---------- THE RECORDS ----------

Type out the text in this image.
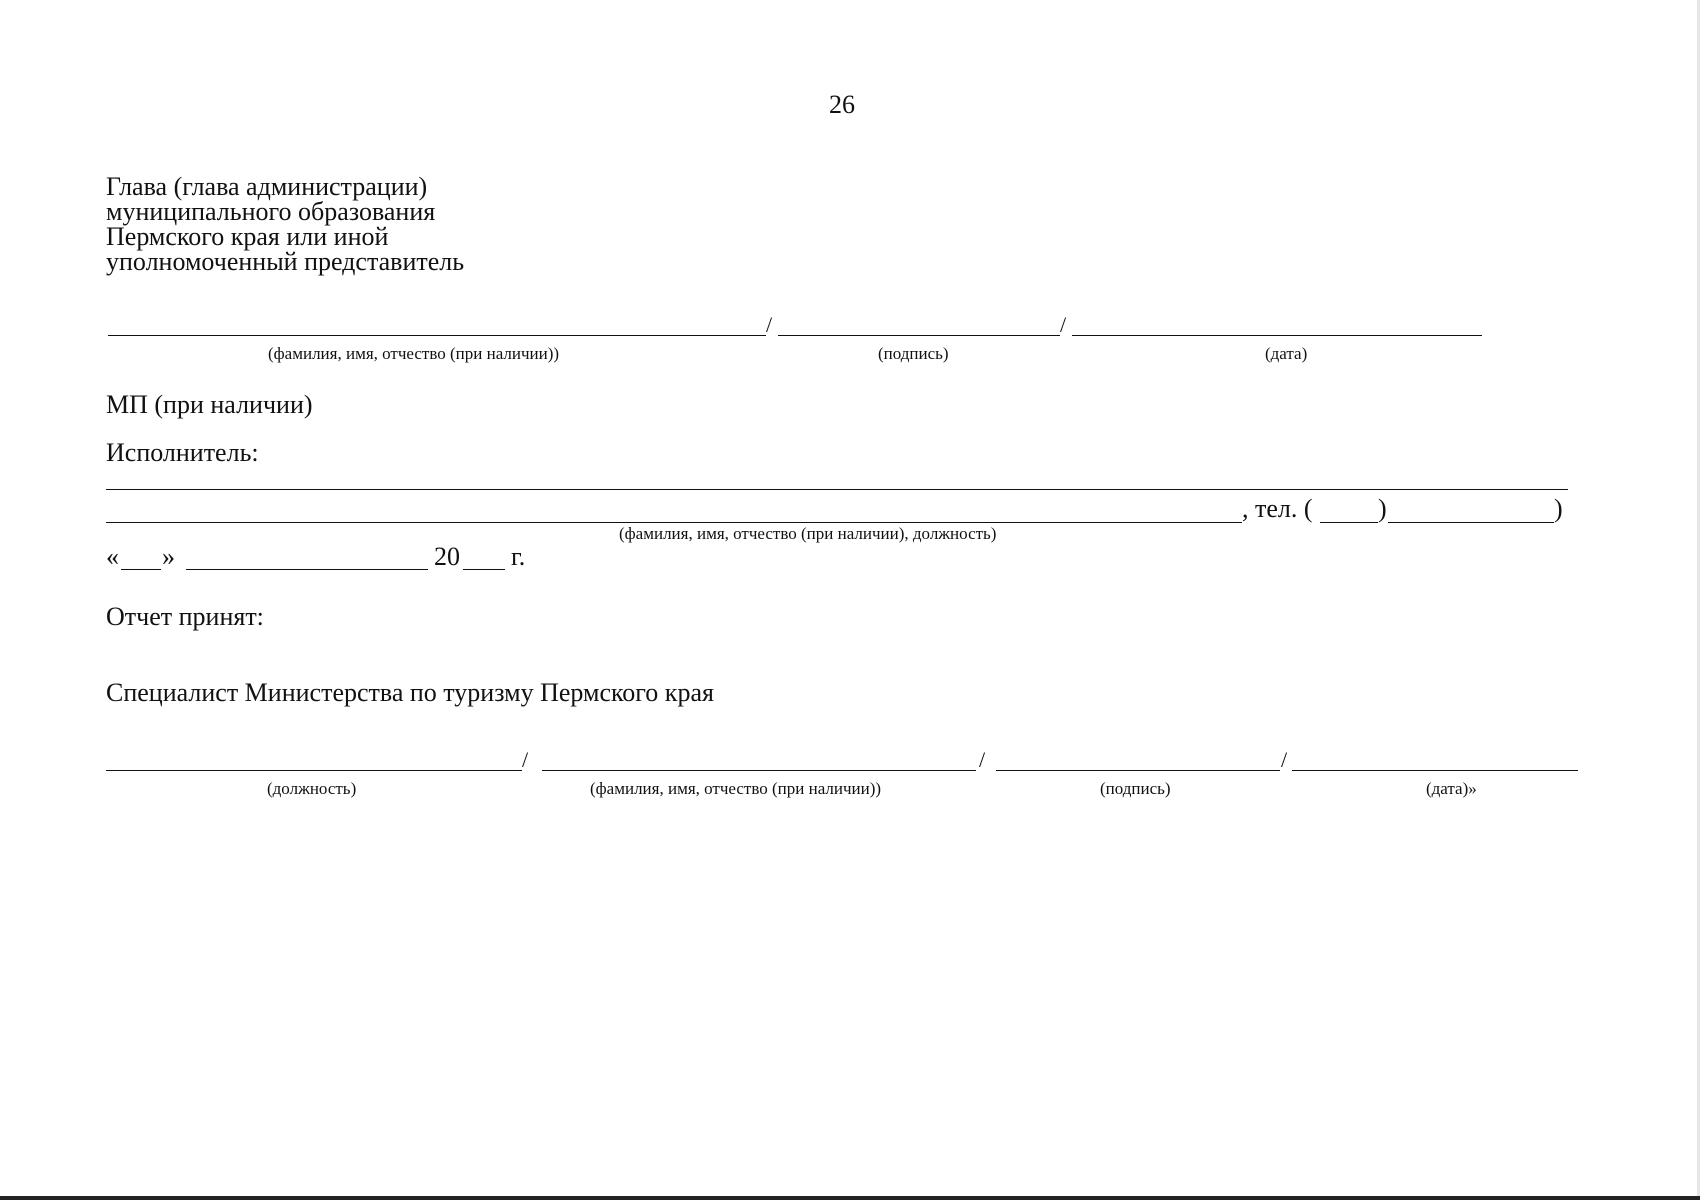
26
Глава (глава администрации)
муниципального образования
Пермского края или иной
уполномоченный представитель
/	/
(фамилия, имя, отчество (при наличии))	(подпись)	(дата)
МП (при наличии)
Исполнитель:
, тел. (	)	)
(фамилия, имя, отчество (при наличии), должность)
« »	20 г.
Отчет принят:
Специалист Министерства по туризму Пермского края
/	/	/
(должность)	(фамилия, имя, отчество (при наличии))	(подпись)	(дата)»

----------

Take the entries shown above and quote them verbatim, passing over the pictures.

> SOLUTION TO THIS EXERCISE:
Type out the text in this image.
26
Глава (глава администрации)
муниципального образования
Пермского края или иной
уполномоченный представитель
/	/
(фамилия, имя, отчество (при наличии))	(подпись)	(дата)
МП (при наличии)
Исполнитель:
, тел. (	)	)
(фамилия, имя, отчество (при наличии), должность)
« »	20 г.
Отчет принят:
Специалист Министерства по туризму Пермского края
/	/	/
(должность)	(фамилия, имя, отчество (при наличии))	(подпись)	(дата)»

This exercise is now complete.